Text passage:

Amendment to Penal Code violates free speech — journalists

2. Lower House
(File photo: Ameer Khalifeh/Jordan News)
AMMAN — The House of Representatives approved Tuesday a government amendment to Article 225, related to publishing prohibited court material, which replaces a fine of between JD5 and JD25 with up to three months’ imprisonment for anyone who violates this article of the Penal Code.اضافة اعلان

Article 225 prohibits citizens, in general, and the media, in particular, from publishing documents about criminal or misdemeanor investigations before they are read out in a public session or during secret court sessions, documents concerning custody trials, or any other trials that courts do not wish to make public.

Those in favor of censorship consider it necessary to preserve the confidentiality and conduct of an investigation, while others believe that it restricts freedom of expression and withholds information from the public.

Task instructions: Transcribe the portion of the news article on the Penal Code amendment starting at "Those in favor" and ending at "from the public.".

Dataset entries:
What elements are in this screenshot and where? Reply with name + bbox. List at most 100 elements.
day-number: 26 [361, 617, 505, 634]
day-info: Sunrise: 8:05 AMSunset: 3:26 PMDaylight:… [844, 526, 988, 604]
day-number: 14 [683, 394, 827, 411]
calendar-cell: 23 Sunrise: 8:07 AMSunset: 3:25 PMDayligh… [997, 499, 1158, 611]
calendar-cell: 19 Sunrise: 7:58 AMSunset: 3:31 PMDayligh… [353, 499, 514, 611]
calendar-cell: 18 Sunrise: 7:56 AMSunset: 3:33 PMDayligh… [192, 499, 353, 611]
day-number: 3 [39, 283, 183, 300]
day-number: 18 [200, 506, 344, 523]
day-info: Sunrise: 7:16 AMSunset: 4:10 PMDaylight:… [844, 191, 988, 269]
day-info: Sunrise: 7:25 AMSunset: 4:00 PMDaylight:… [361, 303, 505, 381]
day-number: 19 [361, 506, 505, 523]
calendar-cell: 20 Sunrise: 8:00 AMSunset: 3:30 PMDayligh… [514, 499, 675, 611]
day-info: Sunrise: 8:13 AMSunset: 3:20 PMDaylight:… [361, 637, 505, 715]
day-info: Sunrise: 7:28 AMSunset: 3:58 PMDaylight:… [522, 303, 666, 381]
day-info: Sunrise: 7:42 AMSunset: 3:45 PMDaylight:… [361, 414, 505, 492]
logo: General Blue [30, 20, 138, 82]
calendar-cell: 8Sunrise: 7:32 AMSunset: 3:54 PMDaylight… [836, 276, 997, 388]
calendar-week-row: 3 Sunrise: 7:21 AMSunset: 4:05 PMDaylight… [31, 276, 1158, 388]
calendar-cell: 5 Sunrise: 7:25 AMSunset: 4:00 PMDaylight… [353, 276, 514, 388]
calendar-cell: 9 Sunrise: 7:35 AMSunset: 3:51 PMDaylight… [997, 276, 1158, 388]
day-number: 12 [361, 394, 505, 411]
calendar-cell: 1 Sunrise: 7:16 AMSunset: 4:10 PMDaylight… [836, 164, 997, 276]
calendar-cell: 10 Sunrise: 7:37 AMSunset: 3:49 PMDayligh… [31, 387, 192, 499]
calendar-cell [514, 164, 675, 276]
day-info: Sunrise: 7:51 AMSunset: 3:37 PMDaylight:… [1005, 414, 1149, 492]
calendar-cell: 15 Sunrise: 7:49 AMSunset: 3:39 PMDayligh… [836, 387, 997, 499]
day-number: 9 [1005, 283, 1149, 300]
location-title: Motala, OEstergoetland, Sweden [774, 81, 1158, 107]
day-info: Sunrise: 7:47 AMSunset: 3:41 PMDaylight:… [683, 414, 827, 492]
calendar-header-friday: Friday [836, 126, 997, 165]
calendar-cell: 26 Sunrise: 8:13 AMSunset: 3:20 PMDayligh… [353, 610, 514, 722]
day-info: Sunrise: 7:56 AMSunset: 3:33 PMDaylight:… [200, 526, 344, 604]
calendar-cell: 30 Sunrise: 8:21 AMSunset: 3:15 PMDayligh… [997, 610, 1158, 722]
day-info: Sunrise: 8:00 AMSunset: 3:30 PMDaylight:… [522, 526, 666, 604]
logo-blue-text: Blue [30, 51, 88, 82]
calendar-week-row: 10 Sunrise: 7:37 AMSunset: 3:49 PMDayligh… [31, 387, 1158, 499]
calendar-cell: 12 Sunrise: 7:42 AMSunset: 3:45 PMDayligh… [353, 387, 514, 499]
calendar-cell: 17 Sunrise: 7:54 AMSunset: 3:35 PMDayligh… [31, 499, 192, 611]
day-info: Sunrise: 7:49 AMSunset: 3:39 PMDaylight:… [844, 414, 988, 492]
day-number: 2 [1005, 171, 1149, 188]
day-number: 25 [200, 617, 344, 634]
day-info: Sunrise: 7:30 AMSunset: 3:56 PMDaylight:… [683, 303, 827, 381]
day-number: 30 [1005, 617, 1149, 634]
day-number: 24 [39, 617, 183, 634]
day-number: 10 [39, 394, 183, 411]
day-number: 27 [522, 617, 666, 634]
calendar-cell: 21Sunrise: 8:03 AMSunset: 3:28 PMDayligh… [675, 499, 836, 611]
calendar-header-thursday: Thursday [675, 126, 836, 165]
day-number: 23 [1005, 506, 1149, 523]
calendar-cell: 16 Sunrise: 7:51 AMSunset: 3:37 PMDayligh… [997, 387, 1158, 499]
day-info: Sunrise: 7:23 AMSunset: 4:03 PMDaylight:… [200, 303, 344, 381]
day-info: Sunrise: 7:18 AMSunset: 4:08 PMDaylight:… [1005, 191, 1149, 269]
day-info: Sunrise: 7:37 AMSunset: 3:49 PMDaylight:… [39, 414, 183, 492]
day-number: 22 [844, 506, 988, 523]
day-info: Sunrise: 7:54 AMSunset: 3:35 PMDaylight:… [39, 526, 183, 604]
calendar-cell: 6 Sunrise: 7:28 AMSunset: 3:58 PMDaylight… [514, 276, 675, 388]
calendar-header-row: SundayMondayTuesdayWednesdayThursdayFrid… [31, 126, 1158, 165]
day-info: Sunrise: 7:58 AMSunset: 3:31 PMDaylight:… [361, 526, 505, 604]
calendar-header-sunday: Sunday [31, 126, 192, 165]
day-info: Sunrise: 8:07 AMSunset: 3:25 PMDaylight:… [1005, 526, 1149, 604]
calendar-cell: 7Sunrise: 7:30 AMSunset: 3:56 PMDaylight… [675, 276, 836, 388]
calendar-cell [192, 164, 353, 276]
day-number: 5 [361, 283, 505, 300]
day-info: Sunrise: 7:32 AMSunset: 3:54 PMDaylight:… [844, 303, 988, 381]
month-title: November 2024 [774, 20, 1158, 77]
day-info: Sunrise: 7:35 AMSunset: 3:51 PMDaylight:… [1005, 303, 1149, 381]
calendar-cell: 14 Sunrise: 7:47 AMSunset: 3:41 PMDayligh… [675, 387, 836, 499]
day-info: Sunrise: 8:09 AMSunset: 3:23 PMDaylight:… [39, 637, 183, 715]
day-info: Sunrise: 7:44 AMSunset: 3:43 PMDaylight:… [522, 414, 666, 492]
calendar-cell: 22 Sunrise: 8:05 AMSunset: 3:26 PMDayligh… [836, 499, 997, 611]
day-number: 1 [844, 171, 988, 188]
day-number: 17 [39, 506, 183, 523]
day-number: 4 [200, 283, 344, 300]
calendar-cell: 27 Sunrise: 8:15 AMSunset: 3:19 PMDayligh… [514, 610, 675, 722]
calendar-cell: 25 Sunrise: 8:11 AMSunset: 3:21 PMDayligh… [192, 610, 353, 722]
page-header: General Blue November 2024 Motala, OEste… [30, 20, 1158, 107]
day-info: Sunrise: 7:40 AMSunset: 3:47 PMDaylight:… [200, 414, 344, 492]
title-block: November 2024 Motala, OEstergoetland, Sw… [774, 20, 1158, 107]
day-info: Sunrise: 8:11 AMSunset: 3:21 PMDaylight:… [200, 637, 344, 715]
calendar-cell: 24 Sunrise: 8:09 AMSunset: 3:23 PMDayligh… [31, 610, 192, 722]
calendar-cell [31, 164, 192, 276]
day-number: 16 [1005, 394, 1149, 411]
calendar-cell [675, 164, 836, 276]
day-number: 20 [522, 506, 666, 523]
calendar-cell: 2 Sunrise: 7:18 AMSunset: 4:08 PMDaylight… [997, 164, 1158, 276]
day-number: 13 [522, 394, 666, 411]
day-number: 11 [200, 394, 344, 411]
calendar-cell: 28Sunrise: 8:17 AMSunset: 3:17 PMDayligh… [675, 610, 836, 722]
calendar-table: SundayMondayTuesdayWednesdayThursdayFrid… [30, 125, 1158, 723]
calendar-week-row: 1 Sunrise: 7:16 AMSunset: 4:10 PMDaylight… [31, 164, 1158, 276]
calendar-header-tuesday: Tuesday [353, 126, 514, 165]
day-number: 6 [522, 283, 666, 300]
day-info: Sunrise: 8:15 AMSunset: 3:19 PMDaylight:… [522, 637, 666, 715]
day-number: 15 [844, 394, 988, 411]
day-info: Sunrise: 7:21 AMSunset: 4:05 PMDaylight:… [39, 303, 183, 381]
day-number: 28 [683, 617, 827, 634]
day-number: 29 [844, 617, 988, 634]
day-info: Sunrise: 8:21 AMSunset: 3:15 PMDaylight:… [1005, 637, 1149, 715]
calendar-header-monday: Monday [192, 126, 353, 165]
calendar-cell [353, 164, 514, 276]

Output for this exercise:
Those in favor of censorship consider it necessary to preserve the confidentiality and conduct of an investigation, while others believe that it restricts freedom of expression and withholds information from the public.